[begin Material provided]
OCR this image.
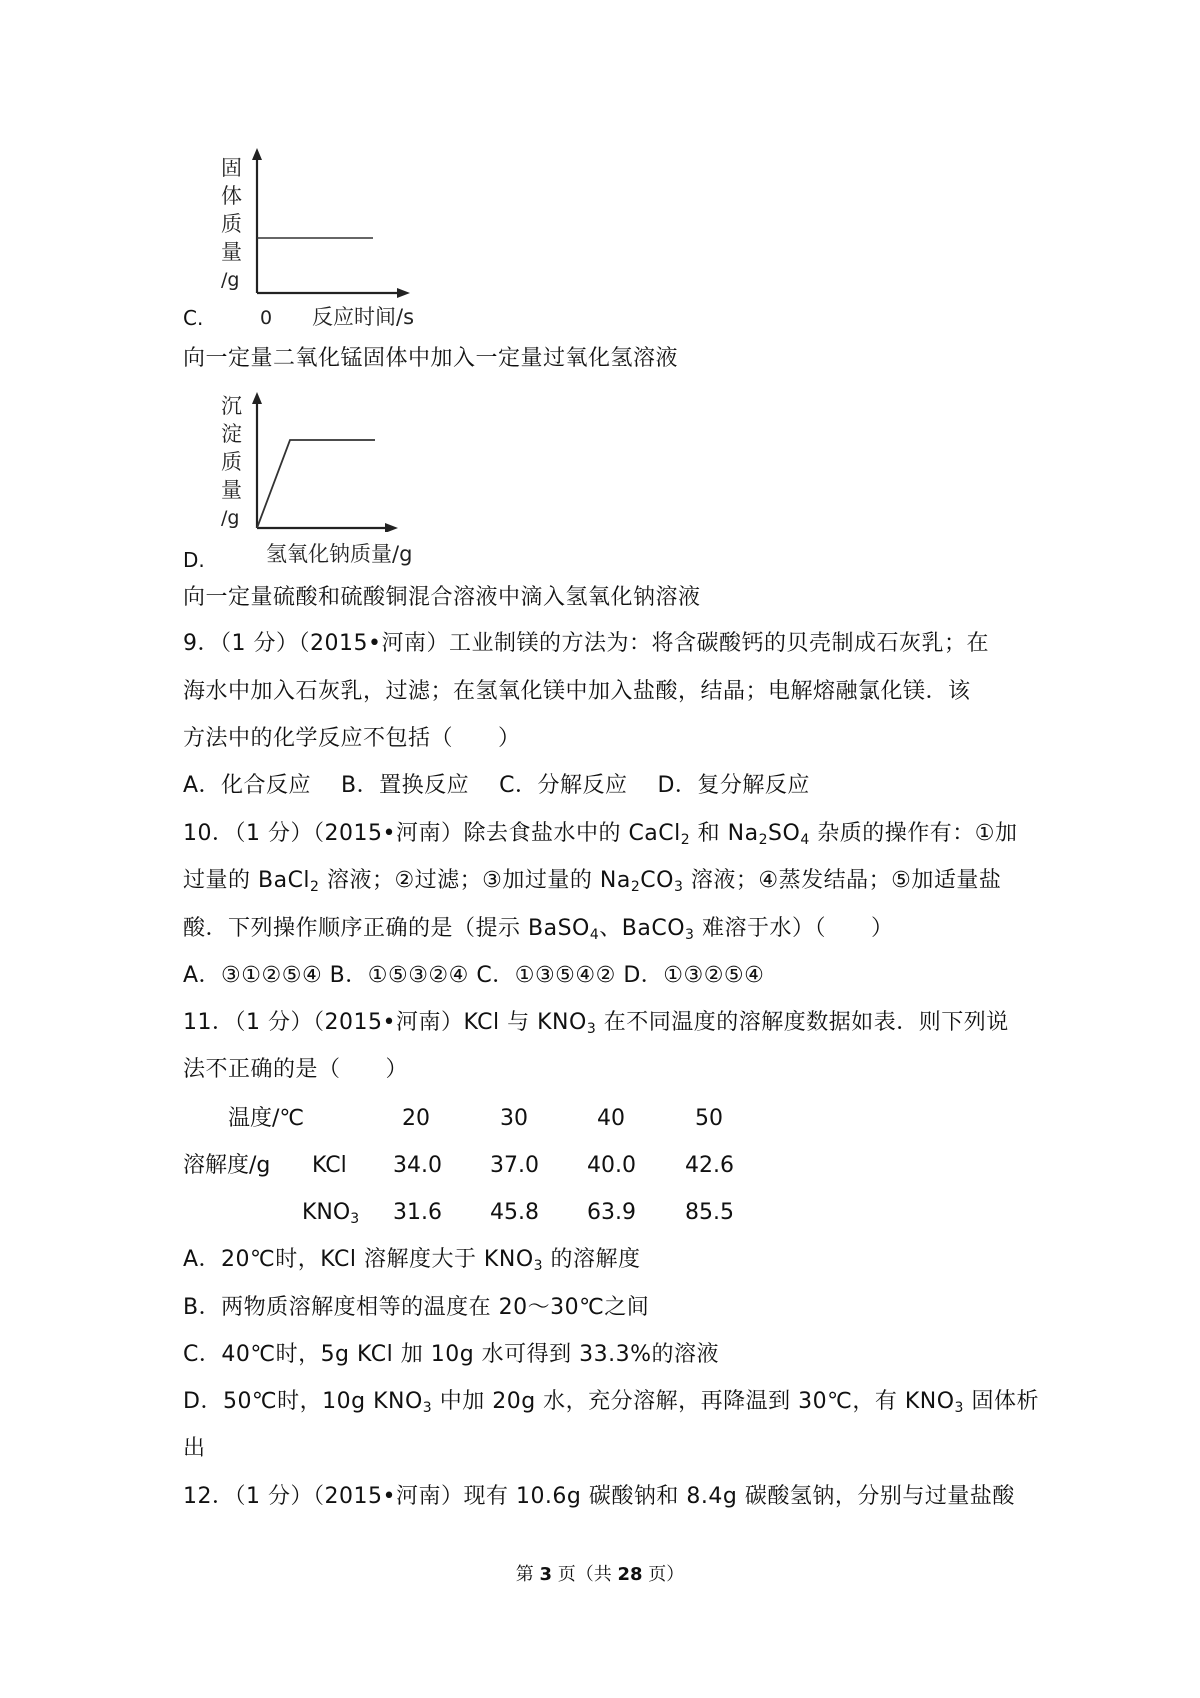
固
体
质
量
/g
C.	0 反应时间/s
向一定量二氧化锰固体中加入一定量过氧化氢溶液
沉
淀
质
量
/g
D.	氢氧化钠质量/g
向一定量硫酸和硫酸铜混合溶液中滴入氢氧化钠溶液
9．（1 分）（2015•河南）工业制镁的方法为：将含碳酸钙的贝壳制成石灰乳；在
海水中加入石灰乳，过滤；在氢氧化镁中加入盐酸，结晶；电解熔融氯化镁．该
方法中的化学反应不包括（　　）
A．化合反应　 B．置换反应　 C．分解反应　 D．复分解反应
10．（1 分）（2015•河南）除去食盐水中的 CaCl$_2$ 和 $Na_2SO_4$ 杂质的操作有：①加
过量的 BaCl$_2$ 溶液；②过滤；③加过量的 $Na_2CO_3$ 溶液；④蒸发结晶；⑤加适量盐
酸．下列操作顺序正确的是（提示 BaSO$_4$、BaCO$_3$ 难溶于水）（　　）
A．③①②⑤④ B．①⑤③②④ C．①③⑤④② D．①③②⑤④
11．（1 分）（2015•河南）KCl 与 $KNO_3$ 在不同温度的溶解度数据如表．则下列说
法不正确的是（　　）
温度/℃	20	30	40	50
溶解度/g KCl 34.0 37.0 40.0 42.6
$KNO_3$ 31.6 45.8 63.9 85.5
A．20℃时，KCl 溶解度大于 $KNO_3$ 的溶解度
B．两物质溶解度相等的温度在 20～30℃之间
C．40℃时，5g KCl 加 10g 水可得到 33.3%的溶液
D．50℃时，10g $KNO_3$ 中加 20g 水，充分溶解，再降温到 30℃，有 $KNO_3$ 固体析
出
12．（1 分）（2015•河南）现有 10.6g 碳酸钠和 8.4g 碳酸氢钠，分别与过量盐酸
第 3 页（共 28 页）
[end Material provided]
[begin Material provided]
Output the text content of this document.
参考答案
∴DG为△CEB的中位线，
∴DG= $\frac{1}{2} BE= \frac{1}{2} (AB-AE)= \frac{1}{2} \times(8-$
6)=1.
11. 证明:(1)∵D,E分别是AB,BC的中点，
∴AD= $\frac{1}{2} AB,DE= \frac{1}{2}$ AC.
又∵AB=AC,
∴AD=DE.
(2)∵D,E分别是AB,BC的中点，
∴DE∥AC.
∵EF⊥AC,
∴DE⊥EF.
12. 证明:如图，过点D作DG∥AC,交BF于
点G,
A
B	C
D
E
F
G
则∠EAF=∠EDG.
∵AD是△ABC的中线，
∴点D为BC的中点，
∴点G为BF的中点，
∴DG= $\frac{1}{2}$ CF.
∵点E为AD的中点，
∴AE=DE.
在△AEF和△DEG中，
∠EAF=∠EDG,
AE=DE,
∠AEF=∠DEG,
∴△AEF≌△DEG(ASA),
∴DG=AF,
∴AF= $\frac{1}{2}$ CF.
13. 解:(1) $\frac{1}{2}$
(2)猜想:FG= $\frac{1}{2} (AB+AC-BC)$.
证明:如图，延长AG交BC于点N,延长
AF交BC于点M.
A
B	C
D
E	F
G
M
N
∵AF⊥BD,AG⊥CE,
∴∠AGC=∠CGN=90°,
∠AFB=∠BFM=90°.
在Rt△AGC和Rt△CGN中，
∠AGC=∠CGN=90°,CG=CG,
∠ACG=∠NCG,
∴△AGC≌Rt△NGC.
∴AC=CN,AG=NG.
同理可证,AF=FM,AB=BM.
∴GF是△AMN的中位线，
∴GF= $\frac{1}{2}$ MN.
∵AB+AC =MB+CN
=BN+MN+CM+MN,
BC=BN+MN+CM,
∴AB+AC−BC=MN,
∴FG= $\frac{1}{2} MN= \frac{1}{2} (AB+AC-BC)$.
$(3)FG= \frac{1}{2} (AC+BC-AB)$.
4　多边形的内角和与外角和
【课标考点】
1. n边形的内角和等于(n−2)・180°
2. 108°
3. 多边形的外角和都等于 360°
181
[end Material provided]
▶ _Work to be completed_
Copy every single line of the material above that holds "frac".

▶ _Exercise result_
∴DG= $\frac{1}{2} BE= \frac{1}{2} (AB-AE)= \frac{1}{2} \times(8-$
∴AD= $\frac{1}{2} AB,DE= \frac{1}{2}$ AC.
∴DG= $\frac{1}{2}$ CF.
∴AF= $\frac{1}{2}$ CF.
13. 解:(1) $\frac{1}{2}$
(2)猜想:FG= $\frac{1}{2} (AB+AC-BC)$.
∴GF= $\frac{1}{2}$ MN.
∴FG= $\frac{1}{2} MN= \frac{1}{2} (AB+AC-BC)$.
$(3)FG= \frac{1}{2} (AC+BC-AB)$.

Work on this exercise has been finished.